(Stored data)
--------

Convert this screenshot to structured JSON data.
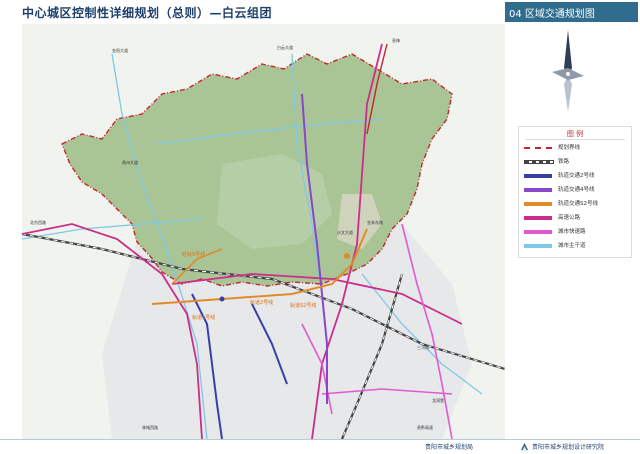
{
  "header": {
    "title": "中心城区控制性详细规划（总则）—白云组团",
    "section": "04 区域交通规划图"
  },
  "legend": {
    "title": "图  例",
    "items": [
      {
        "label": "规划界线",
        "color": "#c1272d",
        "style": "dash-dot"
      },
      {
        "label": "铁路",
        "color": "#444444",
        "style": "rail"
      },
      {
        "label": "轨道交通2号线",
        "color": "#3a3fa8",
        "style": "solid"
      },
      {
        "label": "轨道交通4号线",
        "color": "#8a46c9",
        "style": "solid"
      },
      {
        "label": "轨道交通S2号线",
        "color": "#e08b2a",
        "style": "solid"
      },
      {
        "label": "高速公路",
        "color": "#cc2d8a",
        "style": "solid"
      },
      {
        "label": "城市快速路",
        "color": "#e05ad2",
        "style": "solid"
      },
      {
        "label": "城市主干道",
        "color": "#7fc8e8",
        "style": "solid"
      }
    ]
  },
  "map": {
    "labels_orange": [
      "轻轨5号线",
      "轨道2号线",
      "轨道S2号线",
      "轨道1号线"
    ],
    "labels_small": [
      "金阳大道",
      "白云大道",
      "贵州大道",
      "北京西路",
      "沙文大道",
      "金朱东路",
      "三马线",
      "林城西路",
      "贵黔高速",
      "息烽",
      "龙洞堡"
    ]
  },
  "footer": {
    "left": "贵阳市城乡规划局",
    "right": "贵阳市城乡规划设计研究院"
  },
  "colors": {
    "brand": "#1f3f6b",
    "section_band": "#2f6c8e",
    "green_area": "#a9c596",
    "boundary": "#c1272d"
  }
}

--------

> [TASK DIRECTIONS] Transcribe the records word for word and include no pictures.

> [THE SOLUTION]
Convert this screenshot to structured JSON data.
{
  "header": {
    "title": "中心城区控制性详细规划（总则）—白云组团",
    "section": "04 区域交通规划图"
  },
  "legend": {
    "title": "图  例",
    "items": [
      {
        "label": "规划界线",
        "color": "#c1272d",
        "style": "dash-dot"
      },
      {
        "label": "铁路",
        "color": "#444444",
        "style": "rail"
      },
      {
        "label": "轨道交通2号线",
        "color": "#3a3fa8",
        "style": "solid"
      },
      {
        "label": "轨道交通4号线",
        "color": "#8a46c9",
        "style": "solid"
      },
      {
        "label": "轨道交通S2号线",
        "color": "#e08b2a",
        "style": "solid"
      },
      {
        "label": "高速公路",
        "color": "#cc2d8a",
        "style": "solid"
      },
      {
        "label": "城市快速路",
        "color": "#e05ad2",
        "style": "solid"
      },
      {
        "label": "城市主干道",
        "color": "#7fc8e8",
        "style": "solid"
      }
    ]
  },
  "map": {
    "labels_orange": [
      "轻轨5号线",
      "轨道2号线",
      "轨道S2号线",
      "轨道1号线"
    ],
    "labels_small": [
      "金阳大道",
      "白云大道",
      "贵州大道",
      "北京西路",
      "沙文大道",
      "金朱东路",
      "三马线",
      "林城西路",
      "贵黔高速",
      "息烽",
      "龙洞堡"
    ]
  },
  "footer": {
    "left": "贵阳市城乡规划局",
    "right": "贵阳市城乡规划设计研究院"
  },
  "colors": {
    "brand": "#1f3f6b",
    "section_band": "#2f6c8e",
    "green_area": "#a9c596",
    "boundary": "#c1272d"
  }
}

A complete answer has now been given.